Your goal >> Copy all lines holding the word "parameter" from the entries.

Given entries >>
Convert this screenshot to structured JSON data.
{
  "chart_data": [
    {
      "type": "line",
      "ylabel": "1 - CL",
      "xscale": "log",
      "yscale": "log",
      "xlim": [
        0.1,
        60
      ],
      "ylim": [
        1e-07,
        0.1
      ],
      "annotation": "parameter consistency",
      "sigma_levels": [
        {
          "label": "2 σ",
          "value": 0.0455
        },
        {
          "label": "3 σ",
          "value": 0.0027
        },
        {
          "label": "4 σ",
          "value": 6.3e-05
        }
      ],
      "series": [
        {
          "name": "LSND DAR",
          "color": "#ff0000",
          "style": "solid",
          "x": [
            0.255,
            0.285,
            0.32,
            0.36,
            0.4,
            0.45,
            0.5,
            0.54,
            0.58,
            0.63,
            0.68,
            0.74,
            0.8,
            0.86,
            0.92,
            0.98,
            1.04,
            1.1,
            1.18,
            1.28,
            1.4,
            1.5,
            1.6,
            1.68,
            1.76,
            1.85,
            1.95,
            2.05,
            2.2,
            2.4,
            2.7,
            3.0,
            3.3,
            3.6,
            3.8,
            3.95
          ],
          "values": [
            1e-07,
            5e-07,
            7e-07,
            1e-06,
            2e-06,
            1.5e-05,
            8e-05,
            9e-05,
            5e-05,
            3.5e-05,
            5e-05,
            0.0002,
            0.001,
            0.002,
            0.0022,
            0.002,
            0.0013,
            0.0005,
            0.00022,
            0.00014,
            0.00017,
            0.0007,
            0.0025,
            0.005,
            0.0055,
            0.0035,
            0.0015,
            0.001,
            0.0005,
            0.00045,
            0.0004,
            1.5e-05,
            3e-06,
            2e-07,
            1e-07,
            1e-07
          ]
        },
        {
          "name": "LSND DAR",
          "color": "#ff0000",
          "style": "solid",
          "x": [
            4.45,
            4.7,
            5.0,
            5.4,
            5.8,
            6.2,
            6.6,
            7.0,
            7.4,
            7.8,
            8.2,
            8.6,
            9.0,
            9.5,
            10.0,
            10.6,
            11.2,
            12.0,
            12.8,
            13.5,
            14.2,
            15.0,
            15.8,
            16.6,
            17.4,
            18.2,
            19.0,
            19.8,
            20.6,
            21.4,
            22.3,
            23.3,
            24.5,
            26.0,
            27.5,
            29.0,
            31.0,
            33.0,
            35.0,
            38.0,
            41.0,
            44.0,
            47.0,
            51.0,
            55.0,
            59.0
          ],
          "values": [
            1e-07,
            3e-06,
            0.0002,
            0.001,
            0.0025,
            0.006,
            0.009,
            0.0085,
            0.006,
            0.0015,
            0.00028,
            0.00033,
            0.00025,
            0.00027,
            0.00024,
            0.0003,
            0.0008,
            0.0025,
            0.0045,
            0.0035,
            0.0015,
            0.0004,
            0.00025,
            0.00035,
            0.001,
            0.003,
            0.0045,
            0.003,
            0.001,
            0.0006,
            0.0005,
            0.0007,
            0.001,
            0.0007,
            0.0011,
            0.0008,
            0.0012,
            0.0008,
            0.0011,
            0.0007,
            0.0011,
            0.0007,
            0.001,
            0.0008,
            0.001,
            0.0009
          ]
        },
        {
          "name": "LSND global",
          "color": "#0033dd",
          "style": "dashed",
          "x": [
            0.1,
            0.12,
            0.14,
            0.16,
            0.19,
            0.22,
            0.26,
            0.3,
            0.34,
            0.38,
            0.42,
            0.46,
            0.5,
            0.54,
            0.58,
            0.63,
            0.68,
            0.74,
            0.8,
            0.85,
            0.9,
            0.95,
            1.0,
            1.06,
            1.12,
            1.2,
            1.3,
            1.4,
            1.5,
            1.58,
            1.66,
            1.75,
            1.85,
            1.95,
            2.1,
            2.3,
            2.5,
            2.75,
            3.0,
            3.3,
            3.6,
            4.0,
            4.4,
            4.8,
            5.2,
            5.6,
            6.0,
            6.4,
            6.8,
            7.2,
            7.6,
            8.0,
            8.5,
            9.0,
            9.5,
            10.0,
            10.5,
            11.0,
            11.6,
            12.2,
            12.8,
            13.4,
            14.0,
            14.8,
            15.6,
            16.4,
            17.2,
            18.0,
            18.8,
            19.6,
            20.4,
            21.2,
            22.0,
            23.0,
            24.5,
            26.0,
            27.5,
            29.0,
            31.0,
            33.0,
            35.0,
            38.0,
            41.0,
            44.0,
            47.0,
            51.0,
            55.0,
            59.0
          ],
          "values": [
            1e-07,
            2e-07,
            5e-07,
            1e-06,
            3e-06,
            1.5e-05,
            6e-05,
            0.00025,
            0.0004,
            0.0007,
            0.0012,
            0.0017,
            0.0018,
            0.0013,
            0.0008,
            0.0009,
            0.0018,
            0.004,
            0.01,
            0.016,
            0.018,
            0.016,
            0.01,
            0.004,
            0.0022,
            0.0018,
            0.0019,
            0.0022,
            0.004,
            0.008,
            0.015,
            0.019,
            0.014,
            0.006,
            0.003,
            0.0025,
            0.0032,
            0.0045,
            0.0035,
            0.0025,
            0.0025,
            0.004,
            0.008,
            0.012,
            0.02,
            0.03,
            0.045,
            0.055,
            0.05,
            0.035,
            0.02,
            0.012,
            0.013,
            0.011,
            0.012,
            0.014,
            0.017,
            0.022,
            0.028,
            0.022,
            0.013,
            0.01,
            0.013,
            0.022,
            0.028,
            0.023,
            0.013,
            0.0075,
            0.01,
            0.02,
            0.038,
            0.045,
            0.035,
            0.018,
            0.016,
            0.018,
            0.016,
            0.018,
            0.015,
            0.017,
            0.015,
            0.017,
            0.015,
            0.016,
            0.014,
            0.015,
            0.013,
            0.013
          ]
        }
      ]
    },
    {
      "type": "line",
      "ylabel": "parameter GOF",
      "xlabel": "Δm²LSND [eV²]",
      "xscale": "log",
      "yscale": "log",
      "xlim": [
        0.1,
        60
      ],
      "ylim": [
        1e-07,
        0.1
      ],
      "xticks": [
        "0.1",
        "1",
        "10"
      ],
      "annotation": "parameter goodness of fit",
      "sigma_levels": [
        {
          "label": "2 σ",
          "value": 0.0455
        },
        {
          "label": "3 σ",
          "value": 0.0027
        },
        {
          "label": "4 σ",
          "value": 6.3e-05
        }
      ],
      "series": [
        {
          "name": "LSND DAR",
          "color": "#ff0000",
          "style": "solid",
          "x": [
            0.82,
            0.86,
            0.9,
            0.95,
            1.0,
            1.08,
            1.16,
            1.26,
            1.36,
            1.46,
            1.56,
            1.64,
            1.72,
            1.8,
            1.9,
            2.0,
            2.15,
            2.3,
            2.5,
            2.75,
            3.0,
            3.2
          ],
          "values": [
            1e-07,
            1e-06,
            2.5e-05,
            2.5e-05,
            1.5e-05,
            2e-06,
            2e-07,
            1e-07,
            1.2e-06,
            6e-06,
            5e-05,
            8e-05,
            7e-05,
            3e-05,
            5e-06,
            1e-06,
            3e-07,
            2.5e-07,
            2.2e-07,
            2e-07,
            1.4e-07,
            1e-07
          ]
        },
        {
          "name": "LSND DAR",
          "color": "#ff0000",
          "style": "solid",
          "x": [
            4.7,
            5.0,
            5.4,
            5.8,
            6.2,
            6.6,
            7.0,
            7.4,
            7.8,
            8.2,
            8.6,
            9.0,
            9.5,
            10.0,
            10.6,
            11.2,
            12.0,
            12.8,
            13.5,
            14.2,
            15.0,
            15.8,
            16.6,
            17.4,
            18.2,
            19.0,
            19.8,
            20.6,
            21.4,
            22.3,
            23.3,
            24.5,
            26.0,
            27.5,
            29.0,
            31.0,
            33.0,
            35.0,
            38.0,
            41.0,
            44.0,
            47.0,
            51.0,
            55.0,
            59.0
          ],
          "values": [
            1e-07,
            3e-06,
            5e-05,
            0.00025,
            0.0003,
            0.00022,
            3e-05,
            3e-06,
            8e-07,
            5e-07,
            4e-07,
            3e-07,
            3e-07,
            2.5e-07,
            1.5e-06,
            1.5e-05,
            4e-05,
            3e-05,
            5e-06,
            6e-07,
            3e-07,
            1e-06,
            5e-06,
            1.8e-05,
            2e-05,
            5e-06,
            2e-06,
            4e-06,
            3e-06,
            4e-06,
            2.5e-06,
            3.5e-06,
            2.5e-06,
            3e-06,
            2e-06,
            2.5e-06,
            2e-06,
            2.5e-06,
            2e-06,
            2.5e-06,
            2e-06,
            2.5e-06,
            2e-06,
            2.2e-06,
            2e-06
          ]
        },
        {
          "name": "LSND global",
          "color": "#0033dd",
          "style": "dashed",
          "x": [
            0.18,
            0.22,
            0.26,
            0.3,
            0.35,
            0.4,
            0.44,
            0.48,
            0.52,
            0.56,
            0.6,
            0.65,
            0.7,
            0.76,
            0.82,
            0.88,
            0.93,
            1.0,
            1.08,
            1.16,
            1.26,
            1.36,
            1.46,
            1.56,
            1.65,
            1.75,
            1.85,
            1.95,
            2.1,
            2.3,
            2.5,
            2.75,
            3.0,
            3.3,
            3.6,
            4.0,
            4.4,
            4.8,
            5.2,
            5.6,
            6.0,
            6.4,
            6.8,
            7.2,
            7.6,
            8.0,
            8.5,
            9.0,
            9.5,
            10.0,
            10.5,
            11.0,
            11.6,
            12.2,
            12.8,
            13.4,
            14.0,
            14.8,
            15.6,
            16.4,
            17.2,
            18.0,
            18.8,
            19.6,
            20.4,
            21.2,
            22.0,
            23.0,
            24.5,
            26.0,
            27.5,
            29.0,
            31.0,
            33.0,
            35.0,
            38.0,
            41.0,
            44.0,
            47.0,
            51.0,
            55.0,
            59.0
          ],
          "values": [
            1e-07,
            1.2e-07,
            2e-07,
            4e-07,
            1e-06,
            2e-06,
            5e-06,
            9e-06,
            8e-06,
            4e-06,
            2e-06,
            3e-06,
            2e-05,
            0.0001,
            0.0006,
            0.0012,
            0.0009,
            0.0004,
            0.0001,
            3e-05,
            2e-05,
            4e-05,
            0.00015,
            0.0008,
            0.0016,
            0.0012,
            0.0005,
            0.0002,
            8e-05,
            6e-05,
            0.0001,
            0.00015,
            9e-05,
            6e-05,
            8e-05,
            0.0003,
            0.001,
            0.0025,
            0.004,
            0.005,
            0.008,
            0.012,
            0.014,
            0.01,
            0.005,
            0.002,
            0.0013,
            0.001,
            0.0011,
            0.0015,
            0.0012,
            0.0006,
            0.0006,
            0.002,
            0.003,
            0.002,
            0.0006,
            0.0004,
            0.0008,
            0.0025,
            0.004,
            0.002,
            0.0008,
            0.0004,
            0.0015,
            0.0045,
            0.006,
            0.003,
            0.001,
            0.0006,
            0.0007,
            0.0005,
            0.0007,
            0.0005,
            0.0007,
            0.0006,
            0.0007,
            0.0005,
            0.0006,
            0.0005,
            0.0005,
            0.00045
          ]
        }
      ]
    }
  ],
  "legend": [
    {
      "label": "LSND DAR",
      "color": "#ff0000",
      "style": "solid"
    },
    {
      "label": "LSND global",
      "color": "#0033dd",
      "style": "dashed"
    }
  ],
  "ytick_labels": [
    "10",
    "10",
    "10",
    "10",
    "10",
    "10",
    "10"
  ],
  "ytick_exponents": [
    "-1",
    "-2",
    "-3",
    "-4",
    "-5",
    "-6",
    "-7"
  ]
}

Finished task >>
      "annotation": "parameter consistency",
      "ylabel": "parameter GOF",
      "annotation": "parameter goodness of fit",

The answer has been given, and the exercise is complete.